_STATED EXERCISE_.
Write out the material exactly, with the pictures left out.

_INPUT FOR THIS TASK_.

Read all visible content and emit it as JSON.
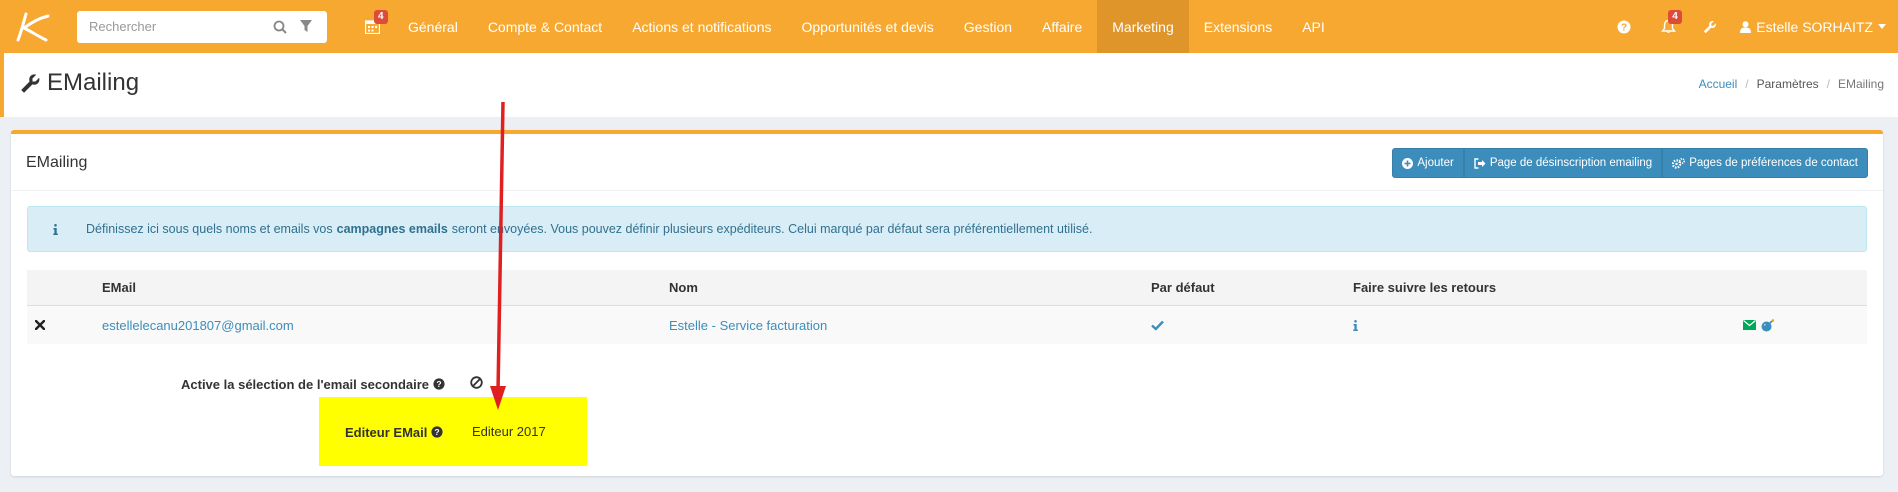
{
  "search": {
    "placeholder": "Rechercher"
  },
  "badges": {
    "calendar": "4",
    "notifications": "4"
  },
  "nav": [
    "Général",
    "Compte & Contact",
    "Actions et notifications",
    "Opportunités et devis",
    "Gestion",
    "Affaire",
    "Marketing",
    "Extensions",
    "API"
  ],
  "nav_active": "Marketing",
  "user": {
    "name": "Estelle SORHAITZ"
  },
  "page": {
    "title": "EMailing"
  },
  "breadcrumb": {
    "home": "Accueil",
    "section": "Paramètres",
    "current": "EMailing"
  },
  "box": {
    "title": "EMailing",
    "buttons": {
      "add": "Ajouter",
      "unsubscribe": "Page de désinscription emailing",
      "preferences": "Pages de préférences de contact"
    }
  },
  "callout": {
    "before": "Définissez ici sous quels noms et emails vos",
    "bold": "campagnes emails",
    "after": "seront envoyées. Vous pouvez définir plusieurs expéditeurs. Celui marqué par défaut sera préférentiellement utilisé."
  },
  "table": {
    "headers": {
      "email": "EMail",
      "name": "Nom",
      "default": "Par défaut",
      "forward": "Faire suivre les retours"
    },
    "rows": [
      {
        "email": "estellelecanu201807@gmail.com",
        "name": "Estelle - Service facturation"
      }
    ]
  },
  "form": {
    "secondary_label": "Active la sélection de l'email secondaire",
    "editor_label": "Editeur EMail",
    "editor_value": "Editeur 2017"
  },
  "icons": {
    "logo": "logo-k-icon",
    "search": "search-icon",
    "filter": "filter-icon",
    "calendar": "calendar-icon",
    "help": "question-circle-icon",
    "bell": "bell-icon",
    "wrench": "wrench-icon",
    "user": "user-icon",
    "add": "plus-circle-icon",
    "external": "sign-out-icon",
    "cogs": "cogs-icon",
    "info": "info-icon",
    "delete": "times-icon",
    "check": "check-icon",
    "envelope": "envelope-icon",
    "bomb": "bomb-icon",
    "ban": "ban-icon",
    "arrow": "red-arrow-annotation"
  },
  "colors": {
    "topbar": "#f7a830",
    "active_nav": "#df952a",
    "primary": "#3c8dbc",
    "callout_bg": "#d9edf7",
    "highlight": "#ffff00",
    "arrow": "#e02020",
    "danger": "#dd4b39"
  }
}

_REPLY TO THE TASK_.
Read all visible content and emit it as JSON.
{
  "search": {
    "placeholder": "Rechercher"
  },
  "badges": {
    "calendar": "4",
    "notifications": "4"
  },
  "nav": [
    "Général",
    "Compte & Contact",
    "Actions et notifications",
    "Opportunités et devis",
    "Gestion",
    "Affaire",
    "Marketing",
    "Extensions",
    "API"
  ],
  "nav_active": "Marketing",
  "user": {
    "name": "Estelle SORHAITZ"
  },
  "page": {
    "title": "EMailing"
  },
  "breadcrumb": {
    "home": "Accueil",
    "section": "Paramètres",
    "current": "EMailing"
  },
  "box": {
    "title": "EMailing",
    "buttons": {
      "add": "Ajouter",
      "unsubscribe": "Page de désinscription emailing",
      "preferences": "Pages de préférences de contact"
    }
  },
  "callout": {
    "before": "Définissez ici sous quels noms et emails vos",
    "bold": "campagnes emails",
    "after": "seront envoyées. Vous pouvez définir plusieurs expéditeurs. Celui marqué par défaut sera préférentiellement utilisé."
  },
  "table": {
    "headers": {
      "email": "EMail",
      "name": "Nom",
      "default": "Par défaut",
      "forward": "Faire suivre les retours"
    },
    "rows": [
      {
        "email": "estellelecanu201807@gmail.com",
        "name": "Estelle - Service facturation"
      }
    ]
  },
  "form": {
    "secondary_label": "Active la sélection de l'email secondaire",
    "editor_label": "Editeur EMail",
    "editor_value": "Editeur 2017"
  },
  "icons": {
    "logo": "logo-k-icon",
    "search": "search-icon",
    "filter": "filter-icon",
    "calendar": "calendar-icon",
    "help": "question-circle-icon",
    "bell": "bell-icon",
    "wrench": "wrench-icon",
    "user": "user-icon",
    "add": "plus-circle-icon",
    "external": "sign-out-icon",
    "cogs": "cogs-icon",
    "info": "info-icon",
    "delete": "times-icon",
    "check": "check-icon",
    "envelope": "envelope-icon",
    "bomb": "bomb-icon",
    "ban": "ban-icon",
    "arrow": "red-arrow-annotation"
  },
  "colors": {
    "topbar": "#f7a830",
    "active_nav": "#df952a",
    "primary": "#3c8dbc",
    "callout_bg": "#d9edf7",
    "highlight": "#ffff00",
    "arrow": "#e02020",
    "danger": "#dd4b39"
  }
}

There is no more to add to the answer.